- _Dataset items_:
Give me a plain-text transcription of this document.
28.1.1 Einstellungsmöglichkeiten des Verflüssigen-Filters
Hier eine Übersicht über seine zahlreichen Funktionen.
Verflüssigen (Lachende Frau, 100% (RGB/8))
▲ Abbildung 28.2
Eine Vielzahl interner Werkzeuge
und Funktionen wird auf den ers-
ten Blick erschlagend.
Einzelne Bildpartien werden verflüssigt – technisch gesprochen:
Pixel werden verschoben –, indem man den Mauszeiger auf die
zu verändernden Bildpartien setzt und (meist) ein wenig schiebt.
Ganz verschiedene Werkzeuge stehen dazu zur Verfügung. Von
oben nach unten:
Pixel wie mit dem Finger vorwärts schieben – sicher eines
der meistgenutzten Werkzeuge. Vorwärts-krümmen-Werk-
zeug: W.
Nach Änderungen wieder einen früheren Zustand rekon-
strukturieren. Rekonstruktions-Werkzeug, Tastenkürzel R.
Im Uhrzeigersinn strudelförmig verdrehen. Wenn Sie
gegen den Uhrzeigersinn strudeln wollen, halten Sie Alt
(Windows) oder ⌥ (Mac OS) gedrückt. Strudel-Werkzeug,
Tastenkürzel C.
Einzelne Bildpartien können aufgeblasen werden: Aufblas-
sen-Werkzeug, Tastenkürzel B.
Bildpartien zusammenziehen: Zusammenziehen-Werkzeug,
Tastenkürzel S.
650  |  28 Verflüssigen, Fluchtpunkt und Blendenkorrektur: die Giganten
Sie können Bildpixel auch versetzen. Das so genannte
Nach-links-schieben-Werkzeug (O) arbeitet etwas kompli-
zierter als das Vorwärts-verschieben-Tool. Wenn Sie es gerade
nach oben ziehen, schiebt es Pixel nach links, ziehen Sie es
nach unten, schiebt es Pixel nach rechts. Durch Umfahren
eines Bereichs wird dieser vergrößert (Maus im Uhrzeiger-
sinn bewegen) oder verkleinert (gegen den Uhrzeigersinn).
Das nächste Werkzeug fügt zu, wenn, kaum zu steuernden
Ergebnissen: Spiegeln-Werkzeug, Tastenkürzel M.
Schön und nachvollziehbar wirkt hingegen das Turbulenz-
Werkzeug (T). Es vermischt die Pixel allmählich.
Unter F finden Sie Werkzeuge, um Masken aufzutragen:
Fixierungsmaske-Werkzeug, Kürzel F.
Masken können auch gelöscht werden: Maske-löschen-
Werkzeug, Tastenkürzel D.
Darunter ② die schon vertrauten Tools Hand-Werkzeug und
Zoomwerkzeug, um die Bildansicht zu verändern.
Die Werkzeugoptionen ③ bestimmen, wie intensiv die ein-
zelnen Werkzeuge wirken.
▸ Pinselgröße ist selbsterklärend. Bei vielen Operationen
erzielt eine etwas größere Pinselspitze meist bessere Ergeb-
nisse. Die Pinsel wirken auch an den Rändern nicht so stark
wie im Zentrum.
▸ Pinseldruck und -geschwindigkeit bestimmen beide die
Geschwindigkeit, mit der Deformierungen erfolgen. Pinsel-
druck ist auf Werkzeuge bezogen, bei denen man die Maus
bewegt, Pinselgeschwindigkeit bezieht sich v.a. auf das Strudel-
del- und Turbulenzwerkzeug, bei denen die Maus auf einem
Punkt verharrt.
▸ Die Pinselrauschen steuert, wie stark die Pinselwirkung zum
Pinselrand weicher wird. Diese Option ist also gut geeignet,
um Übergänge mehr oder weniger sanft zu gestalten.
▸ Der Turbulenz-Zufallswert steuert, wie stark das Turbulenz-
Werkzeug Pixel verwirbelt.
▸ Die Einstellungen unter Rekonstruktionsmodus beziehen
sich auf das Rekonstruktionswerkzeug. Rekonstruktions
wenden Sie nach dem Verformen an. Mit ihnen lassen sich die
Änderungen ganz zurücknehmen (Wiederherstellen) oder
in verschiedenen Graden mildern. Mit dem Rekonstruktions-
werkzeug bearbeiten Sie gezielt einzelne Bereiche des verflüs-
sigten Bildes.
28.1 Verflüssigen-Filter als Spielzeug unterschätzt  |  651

- _SHORT TASK_: Take every line above carrying "Bildpartien" and return it.

- _REPLY TO THE TASK_:
Einzelne Bildpartien werden verflüssigt – technisch gesprochen:
zu verändernden Bildpartien setzt und (meist) ein wenig schiebt.
Einzelne Bildpartien können aufgeblasen werden: Aufblas-
Bildpartien zusammenziehen: Zusammenziehen-Werkzeug,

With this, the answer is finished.